Aim:
The records that follow need to be output exactly as they are.

═══

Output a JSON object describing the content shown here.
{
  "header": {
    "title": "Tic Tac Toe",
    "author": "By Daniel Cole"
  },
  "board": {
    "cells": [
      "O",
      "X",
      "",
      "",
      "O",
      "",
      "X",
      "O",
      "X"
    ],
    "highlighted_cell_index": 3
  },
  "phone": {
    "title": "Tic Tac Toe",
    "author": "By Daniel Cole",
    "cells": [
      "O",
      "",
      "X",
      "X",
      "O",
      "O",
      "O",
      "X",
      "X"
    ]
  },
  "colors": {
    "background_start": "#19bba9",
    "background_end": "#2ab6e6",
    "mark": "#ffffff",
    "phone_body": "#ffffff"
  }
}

═══

Complete response:
Output a JSON object describing the content shown here.
{
  "header": {
    "title": "Tic Tac Toe",
    "author": "By Daniel Cole"
  },
  "board": {
    "cells": [
      "O",
      "X",
      "",
      "",
      "O",
      "",
      "X",
      "O",
      "X"
    ],
    "highlighted_cell_index": 3
  },
  "phone": {
    "title": "Tic Tac Toe",
    "author": "By Daniel Cole",
    "cells": [
      "O",
      "",
      "X",
      "X",
      "O",
      "O",
      "O",
      "X",
      "X"
    ]
  },
  "colors": {
    "background_start": "#19bba9",
    "background_end": "#2ab6e6",
    "mark": "#ffffff",
    "phone_body": "#ffffff"
  }
}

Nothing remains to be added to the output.